What this task involves:
Output the lines that follow exactly as they are.

Records for the task:
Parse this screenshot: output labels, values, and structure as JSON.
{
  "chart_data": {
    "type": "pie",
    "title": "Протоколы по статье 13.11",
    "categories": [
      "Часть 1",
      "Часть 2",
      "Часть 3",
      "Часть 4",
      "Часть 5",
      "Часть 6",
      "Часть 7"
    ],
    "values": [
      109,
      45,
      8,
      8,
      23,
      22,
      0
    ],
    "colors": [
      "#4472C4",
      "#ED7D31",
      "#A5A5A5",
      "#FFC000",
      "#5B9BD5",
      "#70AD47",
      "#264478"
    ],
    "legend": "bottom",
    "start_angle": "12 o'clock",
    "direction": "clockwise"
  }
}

Exercise output:
Parse this screenshot: output labels, values, and structure as JSON.
{
  "chart_data": {
    "type": "pie",
    "title": "Протоколы по статье 13.11",
    "categories": [
      "Часть 1",
      "Часть 2",
      "Часть 3",
      "Часть 4",
      "Часть 5",
      "Часть 6",
      "Часть 7"
    ],
    "values": [
      109,
      45,
      8,
      8,
      23,
      22,
      0
    ],
    "colors": [
      "#4472C4",
      "#ED7D31",
      "#A5A5A5",
      "#FFC000",
      "#5B9BD5",
      "#70AD47",
      "#264478"
    ],
    "legend": "bottom",
    "start_angle": "12 o'clock",
    "direction": "clockwise"
  }
}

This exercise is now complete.